(SHORT TASK): Look through the material and copy each line holding "DEFINE".

------------------------------------------------------------

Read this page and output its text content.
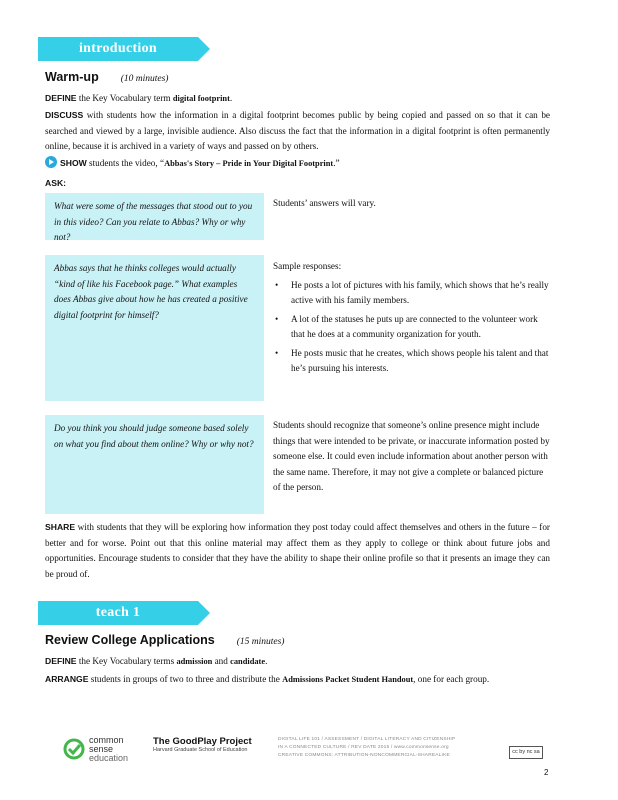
introduction
Warm-up (10 minutes)
DEFINE the Key Vocabulary term digital footprint.
DISCUSS with students how the information in a digital footprint becomes public by being copied and passed on so that it can be searched and viewed by a large, invisible audience. Also discuss the fact that the information in a digital footprint is often permanently online, because it is archived in a variety of ways and passed on by others.
SHOW students the video, “Abbas's Story – Pride in Your Digital Footprint.”
ASK:
What were some of the messages that stood out to you in this video? Can you relate to Abbas? Why or why not?
Students’ answers will vary.
Abbas says that he thinks colleges would actually “kind of like his Facebook page.” What examples does Abbas give about how he has created a positive digital footprint for himself?
Sample responses:
• He posts a lot of pictures with his family, which shows that he’s really active with his family members.
• A lot of the statuses he puts up are connected to the volunteer work that he does at a community organization for youth.
• He posts music that he creates, which shows people his talent and that he’s pursuing his interests.
Do you think you should judge someone based solely on what you find about them online? Why or why not?
Students should recognize that someone’s online presence might include things that were intended to be private, or inaccurate information posted by someone else. It could even include information about another person with the same name. Therefore, it may not give a complete or balanced picture of the person.
SHARE with students that they will be exploring how information they post today could affect themselves and others in the future – for better and for worse. Point out that this online material may affect them as they apply to college or think about future jobs and opportunities. Encourage students to consider that they have the ability to shape their online profile so that it presents an image they can be proud of.
teach 1
Review College Applications (15 minutes)
DEFINE the Key Vocabulary terms admission and candidate.
ARRANGE students in groups of two to three and distribute the Admissions Packet Student Handout, one for each group.
common
sense
education
The GoodPlay Project
Harvard Graduate School of Education
DIGITAL LIFE 101 / ASSESSMENT / DIGITAL LITERACY AND CITIZENSHIP
IN A CONNECTED CULTURE / REV DATE 2015 / www.commonsense.org
CREATIVE COMMONS: ATTRIBUTION-NONCOMMERCIAL-SHAREALIKE
cc by nc sa
2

------------------------------------------------------------

(WRITTEN RESPONSE):
DEFINE the Key Vocabulary term digital footprint.
DEFINE the Key Vocabulary terms admission and candidate.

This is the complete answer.